> [WHAT TO WORK ON] Transcribe the whole listing without a single picture.

┏━━

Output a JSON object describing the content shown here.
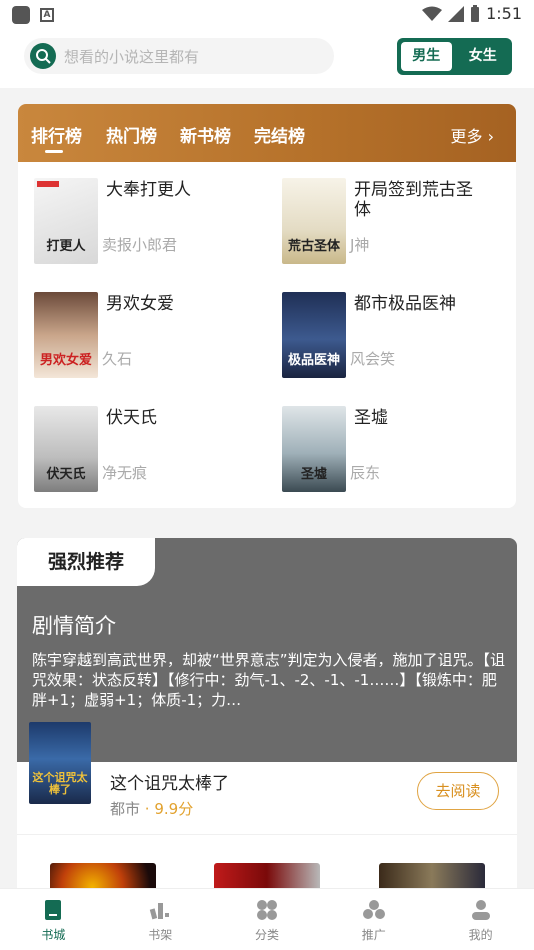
{
  "status_bar": {
    "time": "1:51"
  },
  "search": {
    "placeholder": "想看的小说这里都有"
  },
  "gender": {
    "male": "男生",
    "female": "女生"
  },
  "rank": {
    "tabs": [
      "排行榜",
      "热门榜",
      "新书榜",
      "完结榜"
    ],
    "more": "更多",
    "books": [
      {
        "title": "大奉打更人",
        "author": "卖报小郎君",
        "cover_text": "打更人"
      },
      {
        "title": "开局签到荒古圣体",
        "author": "J神",
        "cover_text": "荒古圣体"
      },
      {
        "title": "男欢女爱",
        "author": "久石",
        "cover_text": "男欢女爱"
      },
      {
        "title": "都市极品医神",
        "author": "风会笑",
        "cover_text": "极品医神"
      },
      {
        "title": "伏天氏",
        "author": "净无痕",
        "cover_text": "伏天氏"
      },
      {
        "title": "圣墟",
        "author": "辰东",
        "cover_text": "圣墟"
      }
    ]
  },
  "recommend": {
    "tag": "强烈推荐",
    "subtitle": "剧情简介",
    "description": "陈宇穿越到高武世界，却被“世界意志”判定为入侵者，施加了诅咒。【诅咒效果：状态反转】【修行中：劲气-1、-2、-1、-1……】【锻炼中：肥胖+1；虚弱+1；体质-1；力…",
    "book_title": "这个诅咒太棒了",
    "category": "都市",
    "score": "· 9.9分",
    "read_button": "去阅读",
    "cover_text": "这个诅咒太棒了"
  },
  "nav": [
    {
      "label": "书城"
    },
    {
      "label": "书架"
    },
    {
      "label": "分类"
    },
    {
      "label": "推广"
    },
    {
      "label": "我的"
    }
  ]
}
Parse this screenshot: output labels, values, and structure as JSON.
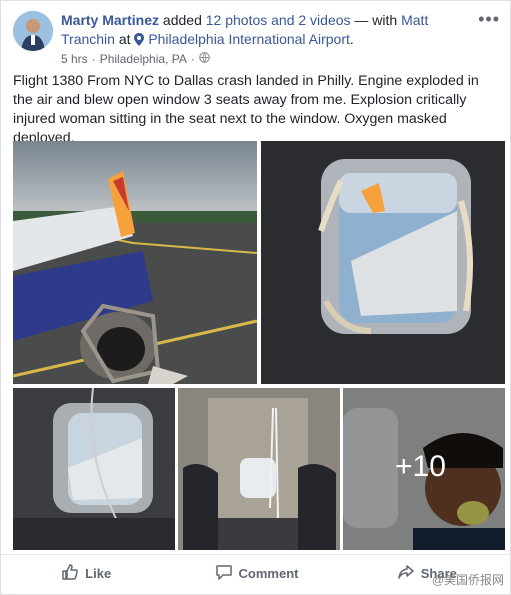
{
  "post": {
    "author": "Marty Martinez",
    "verb": "added",
    "media_count": "12 photos and 2 videos",
    "with_text": "— with",
    "tagged_person": "Matt Tranchin",
    "at_text": "at",
    "location_icon": "pin-icon",
    "location": "Philadelphia International Airport",
    "period": ".",
    "time": "5 hrs",
    "separator": "·",
    "place": "Philadelphia, PA",
    "separator2": "·",
    "privacy_icon": "globe-icon",
    "more_label": "•••",
    "text": "Flight 1380 From NYC to Dallas crash landed in Philly. Engine exploded in the air and blew open window 3 seats away from me. Explosion critically injured woman sitting in the seat next to the window. Oxygen masked deployed."
  },
  "gallery": {
    "more_count": "+10"
  },
  "actions": {
    "like": "Like",
    "comment": "Comment",
    "share": "Share"
  },
  "watermark": "@美国侨报网"
}
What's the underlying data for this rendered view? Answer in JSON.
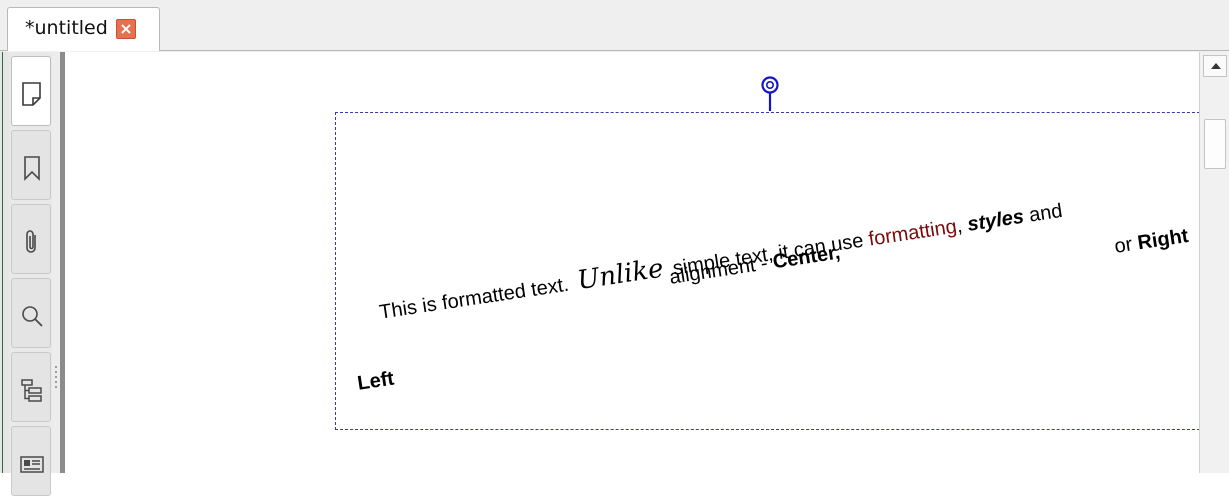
{
  "tab": {
    "title": "*untitled"
  },
  "side_panel": {
    "buttons": [
      {
        "name": "page-icon",
        "active": true
      },
      {
        "name": "bookmark-icon",
        "active": false
      },
      {
        "name": "attachment-icon",
        "active": false
      },
      {
        "name": "search-icon",
        "active": false
      },
      {
        "name": "structure-tree-icon",
        "active": false
      },
      {
        "name": "contact-card-icon",
        "active": false
      }
    ]
  },
  "text_block": {
    "line1": {
      "plain1": "This is formatted text.",
      "script_word": "Unlike",
      "plain2": "simple text, it can use",
      "colored_word": "formatting",
      "comma": ",",
      "styled_word": "styles",
      "plain3": "and"
    },
    "line2": {
      "plain": "alignment -",
      "center_word": "Center,",
      "or_word": "or",
      "right_word": "Right"
    },
    "line3": {
      "left_word": "Left"
    }
  },
  "colors": {
    "accent_close": "#e8704f",
    "frame_border": "#3a3aa8",
    "rotate_handle": "#1414c8",
    "formatting_word": "#7b0a0a"
  }
}
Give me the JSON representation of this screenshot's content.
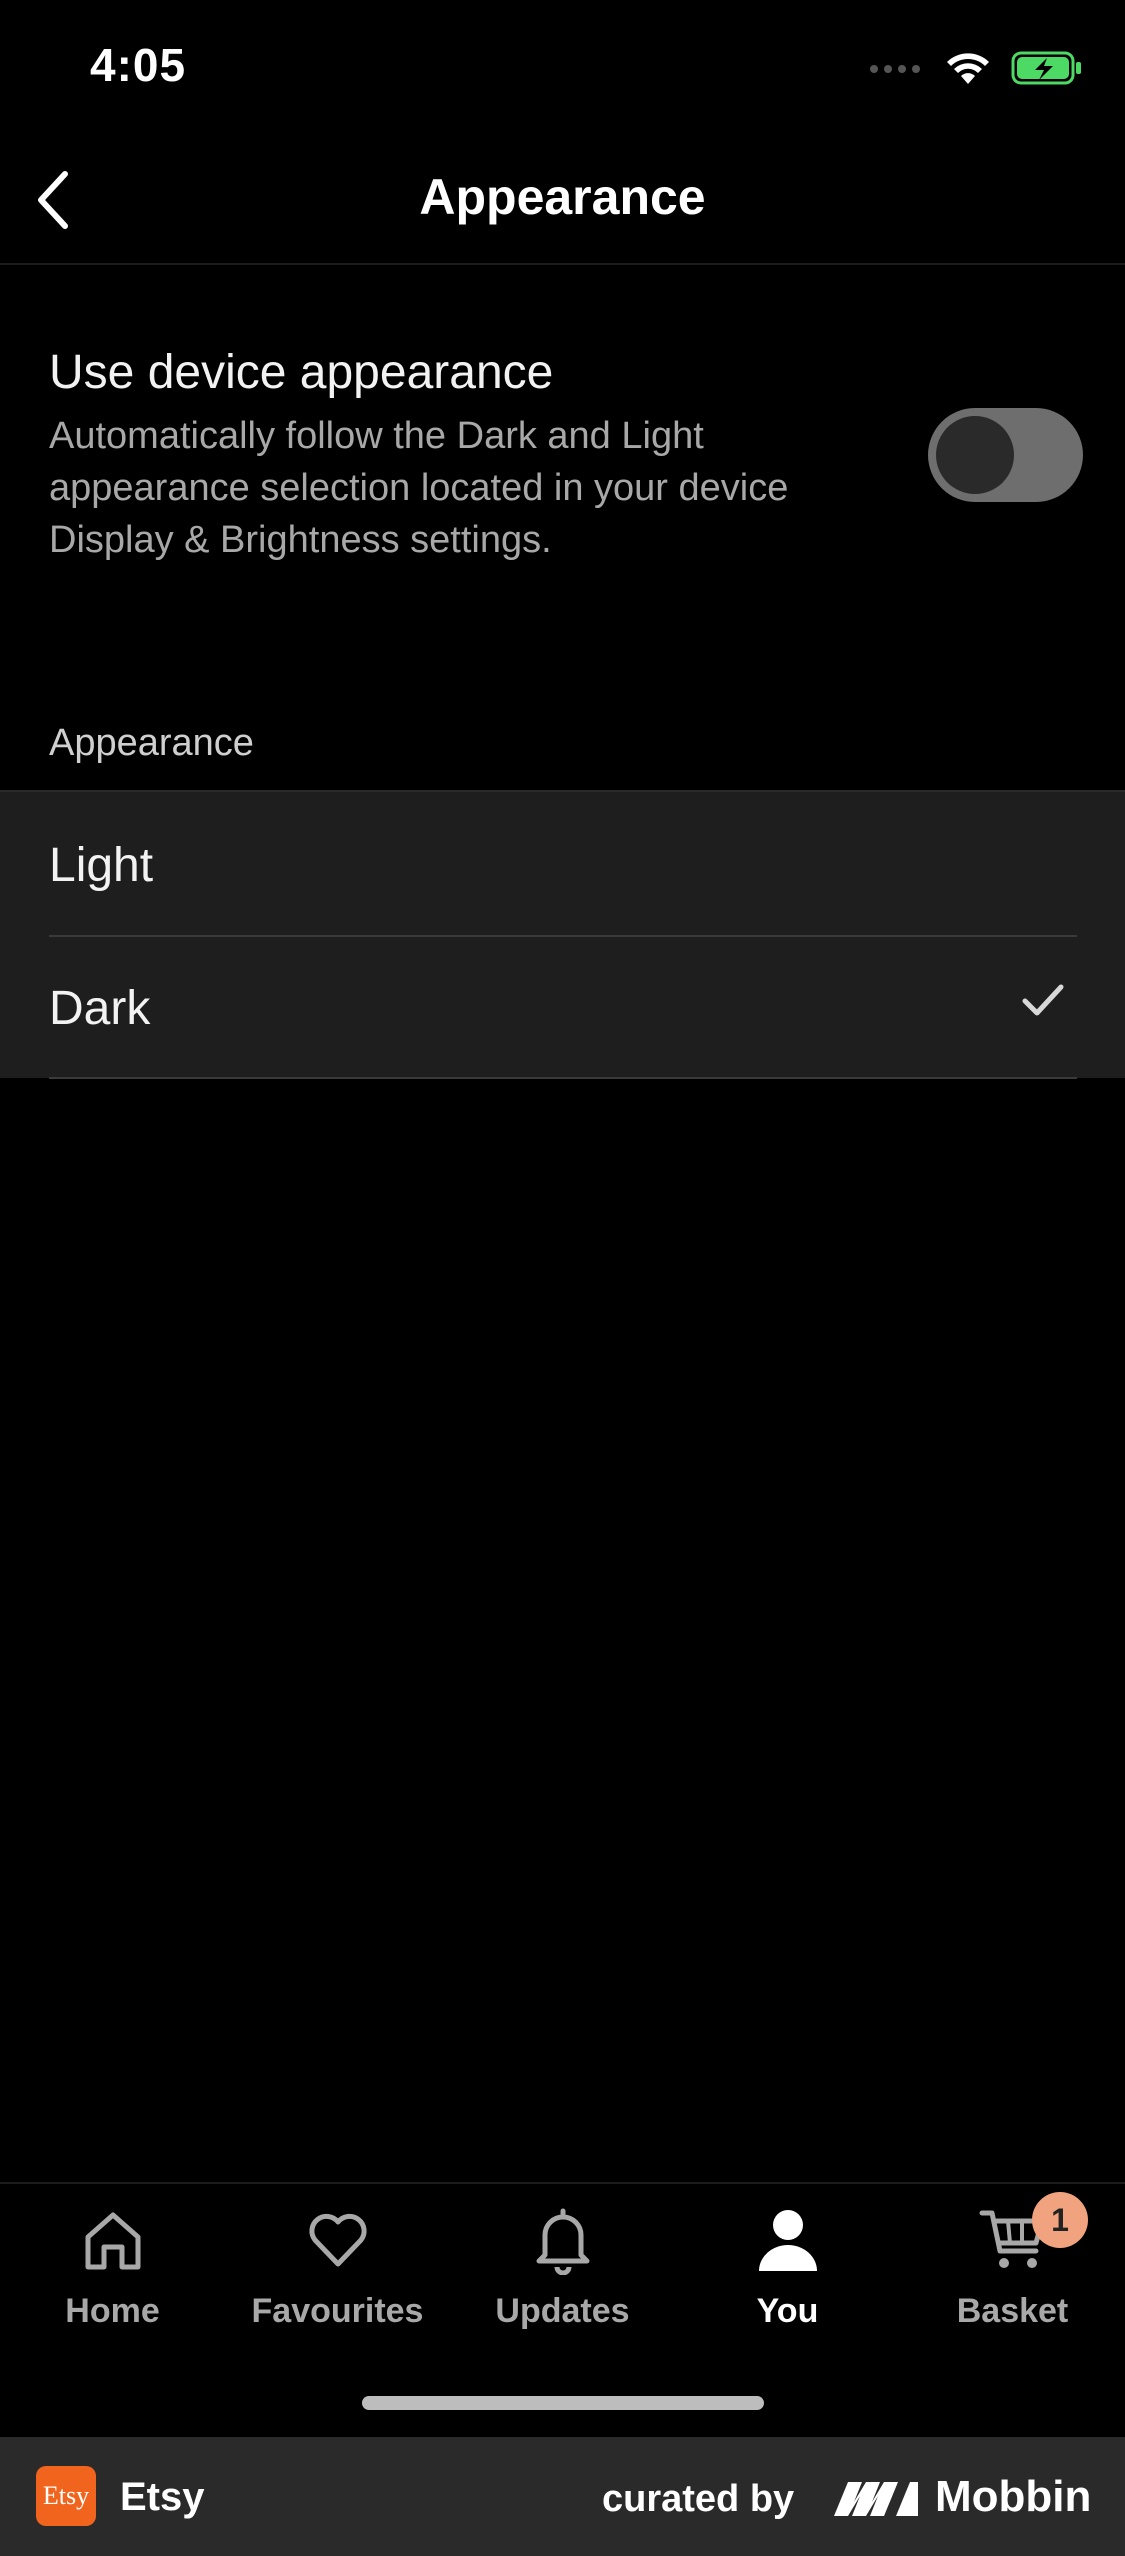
{
  "status_bar": {
    "time": "4:05"
  },
  "nav": {
    "title": "Appearance"
  },
  "device_setting": {
    "title": "Use device appearance",
    "description": "Automatically follow the Dark and Light appearance selection located in your device Display & Brightness settings.",
    "enabled": false
  },
  "appearance_section": {
    "header": "Appearance",
    "options": [
      {
        "label": "Light",
        "selected": false
      },
      {
        "label": "Dark",
        "selected": true
      }
    ]
  },
  "tab_bar": {
    "tabs": [
      {
        "label": "Home",
        "icon": "home-icon"
      },
      {
        "label": "Favourites",
        "icon": "heart-icon"
      },
      {
        "label": "Updates",
        "icon": "bell-icon"
      },
      {
        "label": "You",
        "icon": "person-icon",
        "active": true
      },
      {
        "label": "Basket",
        "icon": "cart-icon"
      }
    ],
    "basket_badge": "1"
  },
  "footer": {
    "app_logo_text": "Etsy",
    "app_name": "Etsy",
    "curated_by": "curated by",
    "brand": "Mobbin"
  },
  "colors": {
    "background": "#000000",
    "list_background": "#1e1e1e",
    "badge": "#f1a27e",
    "etsy_orange": "#f1641e",
    "battery_green": "#4cd964"
  }
}
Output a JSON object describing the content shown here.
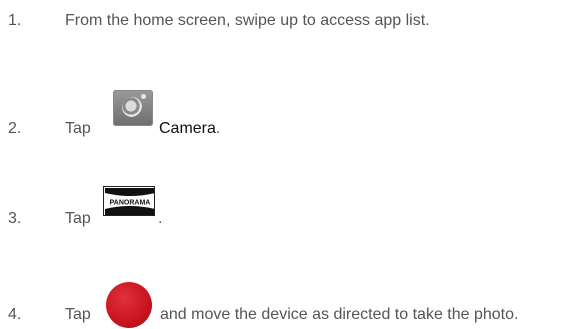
{
  "steps": [
    {
      "number": "1.",
      "text": "From the home screen, swipe up to access app list."
    },
    {
      "number": "2.",
      "tap": "Tap",
      "icon": "camera-app-icon",
      "label": "Camera",
      "trailing": "."
    },
    {
      "number": "3.",
      "tap": "Tap",
      "icon": "panorama-mode-icon",
      "icon_text": "PANORAMA",
      "trailing": "."
    },
    {
      "number": "4.",
      "tap": "Tap",
      "icon": "shutter-button-icon",
      "icon_color": "#c8141f",
      "text": "and move the device as directed to take the photo."
    }
  ]
}
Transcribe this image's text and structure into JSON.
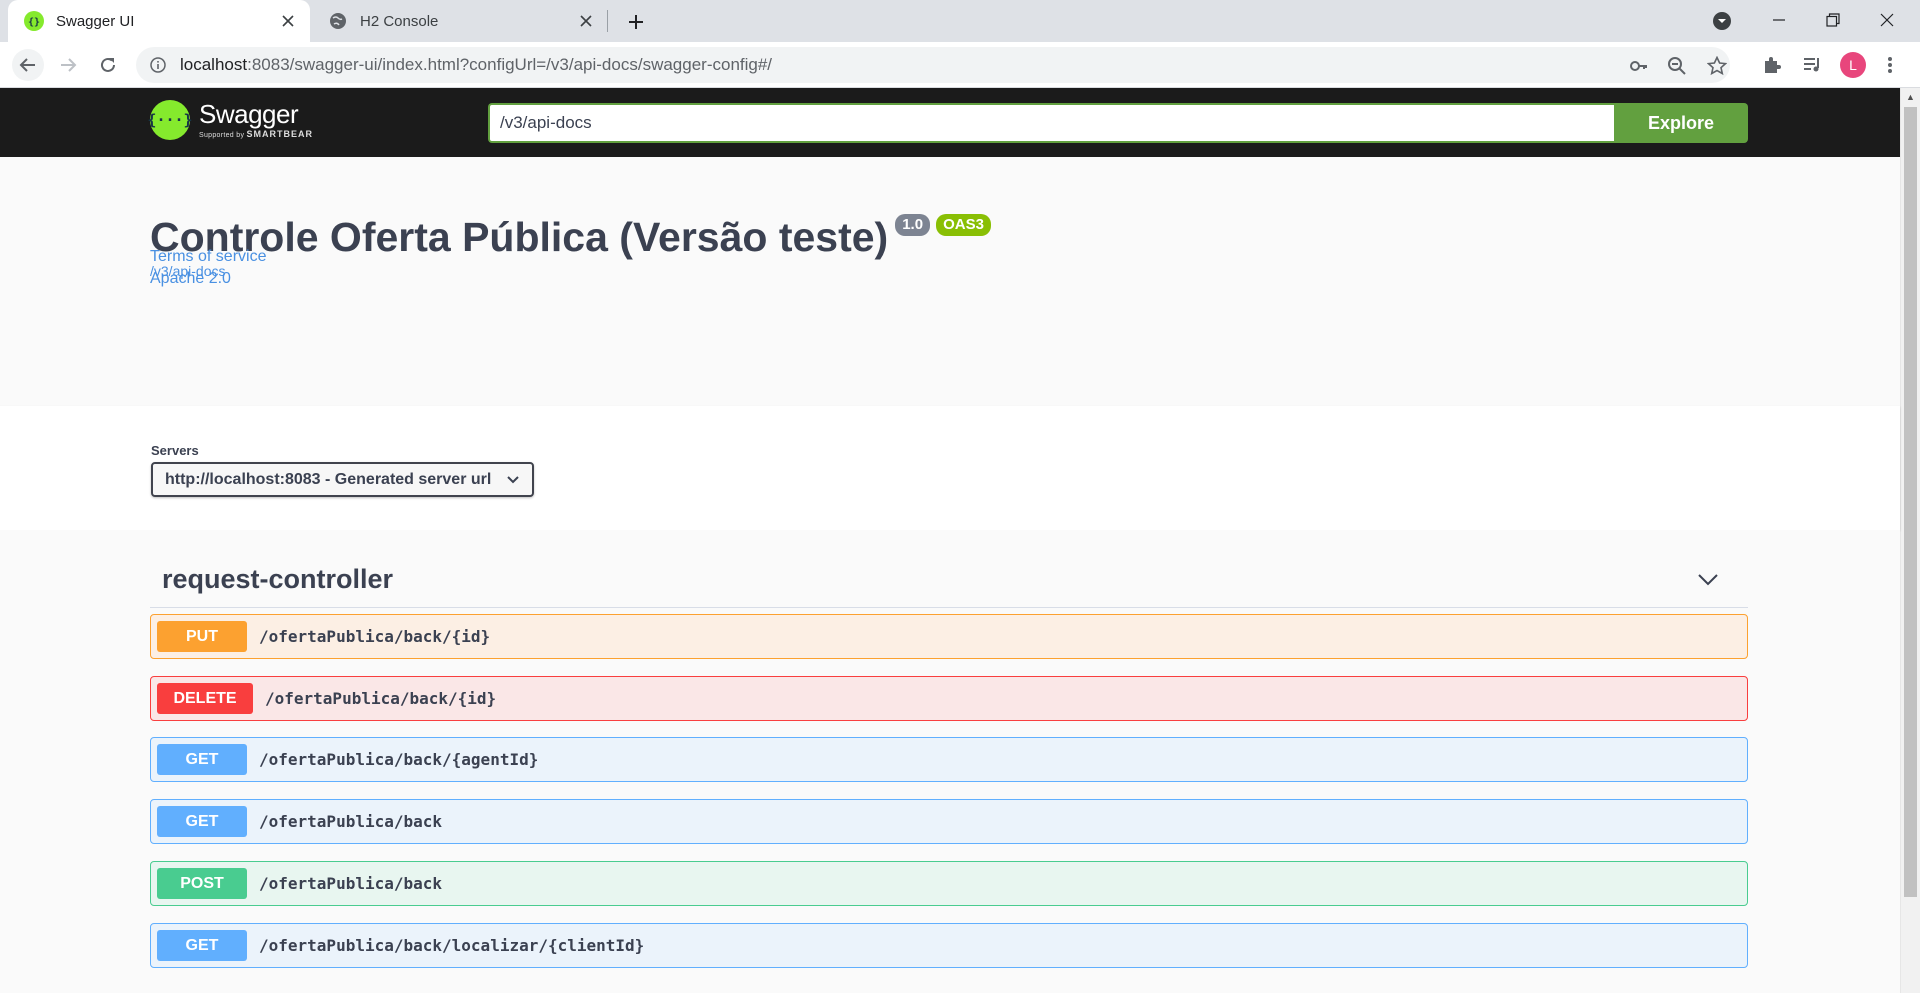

┗━━

> [CORRECT OUTPUT]
Output a JSON object describing the content shown here.
{
  "status_bar": {
    "time": "1:51"
  },
  "search": {
    "placeholder": "想看的小说这里都有"
  },
  "gender": {
    "male": "男生",
    "female": "女生"
  },
  "rank": {
    "tabs": [
      "排行榜",
      "热门榜",
      "新书榜",
      "完结榜"
    ],
    "more": "更多",
    "books": [
      {
        "title": "大奉打更人",
        "author": "卖报小郎君",
        "cover_text": "打更人"
      },
      {
        "title": "开局签到荒古圣体",
        "author": "J神",
        "cover_text": "荒古圣体"
      },
      {
        "title": "男欢女爱",
        "author": "久石",
        "cover_text": "男欢女爱"
      },
      {
        "title": "都市极品医神",
        "author": "风会笑",
        "cover_text": "极品医神"
      },
      {
        "title": "伏天氏",
        "author": "净无痕",
        "cover_text": "伏天氏"
      },
      {
        "title": "圣墟",
        "author": "辰东",
        "cover_text": "圣墟"
      }
    ]
  },
  "recommend": {
    "tag": "强烈推荐",
    "subtitle": "剧情简介",
    "description": "陈宇穿越到高武世界，却被“世界意志”判定为入侵者，施加了诅咒。【诅咒效果：状态反转】【修行中：劲气-1、-2、-1、-1……】【锻炼中：肥胖+1；虚弱+1；体质-1；力…",
    "book_title": "这个诅咒太棒了",
    "category": "都市",
    "score": "· 9.9分",
    "read_button": "去阅读",
    "cover_text": "这个诅咒太棒了"
  },
  "nav": [
    {
      "label": "书城"
    },
    {
      "label": "书架"
    },
    {
      "label": "分类"
    },
    {
      "label": "推广"
    },
    {
      "label": "我的"
    }
  ]
}
Parse this screenshot: output labels, values, and structure as JSON.
{
  "post": {
    "author": "Marty Martinez",
    "verb": "added",
    "media_count": "12 photos and 2 videos",
    "with_text": "— with",
    "tagged_person": "Matt Tranchin",
    "at_text": "at",
    "location_icon": "pin-icon",
    "location": "Philadelphia International Airport",
    "period": ".",
    "time": "5 hrs",
    "separator": "·",
    "place": "Philadelphia, PA",
    "separator2": "·",
    "privacy_icon": "globe-icon",
    "more_label": "•••",
    "text": "Flight 1380 From NYC to Dallas crash landed in Philly. Engine exploded in the air and blew open window 3 seats away from me. Explosion critically injured woman sitting in the seat next to the window. Oxygen masked deployed."
  },
  "gallery": {
    "more_count": "+10"
  },
  "actions": {
    "like": "Like",
    "comment": "Comment",
    "share": "Share"
  },
  "watermark": "@美国侨报网"
}
What's the underlying data for this rendered view? Answer in JSON.
{
  "tab": {
    "title": "*untitled"
  },
  "side_panel": {
    "buttons": [
      {
        "name": "page-icon",
        "active": true
      },
      {
        "name": "bookmark-icon",
        "active": false
      },
      {
        "name": "attachment-icon",
        "active": false
      },
      {
        "name": "search-icon",
        "active": false
      },
      {
        "name": "structure-tree-icon",
        "active": false
      },
      {
        "name": "contact-card-icon",
        "active": false
      }
    ]
  },
  "text_block": {
    "line1": {
      "plain1": "This is formatted text.",
      "script_word": "Unlike",
      "plain2": "simple text, it can use",
      "colored_word": "formatting",
      "comma": ",",
      "styled_word": "styles",
      "plain3": "and"
    },
    "line2": {
      "plain": "alignment -",
      "center_word": "Center,",
      "or_word": "or",
      "right_word": "Right"
    },
    "line3": {
      "left_word": "Left"
    }
  },
  "colors": {
    "accent_close": "#e8704f",
    "frame_border": "#3a3aa8",
    "rotate_handle": "#1414c8",
    "formatting_word": "#7b0a0a"
  }
}
Give me the JSON representation of this screenshot's content.
{
  "status_bar": {
    "time": "4:05"
  },
  "nav": {
    "title": "Appearance"
  },
  "device_setting": {
    "title": "Use device appearance",
    "description": "Automatically follow the Dark and Light appearance selection located in your device Display & Brightness settings.",
    "enabled": false
  },
  "appearance_section": {
    "header": "Appearance",
    "options": [
      {
        "label": "Light",
        "selected": false
      },
      {
        "label": "Dark",
        "selected": true
      }
    ]
  },
  "tab_bar": {
    "tabs": [
      {
        "label": "Home",
        "icon": "home-icon"
      },
      {
        "label": "Favourites",
        "icon": "heart-icon"
      },
      {
        "label": "Updates",
        "icon": "bell-icon"
      },
      {
        "label": "You",
        "icon": "person-icon",
        "active": true
      },
      {
        "label": "Basket",
        "icon": "cart-icon"
      }
    ],
    "basket_badge": "1"
  },
  "footer": {
    "app_logo_text": "Etsy",
    "app_name": "Etsy",
    "curated_by": "curated by",
    "brand": "Mobbin"
  },
  "colors": {
    "background": "#000000",
    "list_background": "#1e1e1e",
    "badge": "#f1a27e",
    "etsy_orange": "#f1641e",
    "battery_green": "#4cd964"
  }
}
Output a JSON object describing the content shown here.
{
  "steps": [
    {
      "number": "1.",
      "text": "From the home screen, swipe up to access app list."
    },
    {
      "number": "2.",
      "tap": "Tap",
      "icon": "camera-app-icon",
      "label": "Camera",
      "trailing": "."
    },
    {
      "number": "3.",
      "tap": "Tap",
      "icon": "panorama-mode-icon",
      "icon_text": "PANORAMA",
      "trailing": "."
    },
    {
      "number": "4.",
      "tap": "Tap",
      "icon": "shutter-button-icon",
      "icon_color": "#c8141f",
      "text": "and move the device as directed to take the photo."
    }
  ]
}
Transcribe this image's text and structure into JSON.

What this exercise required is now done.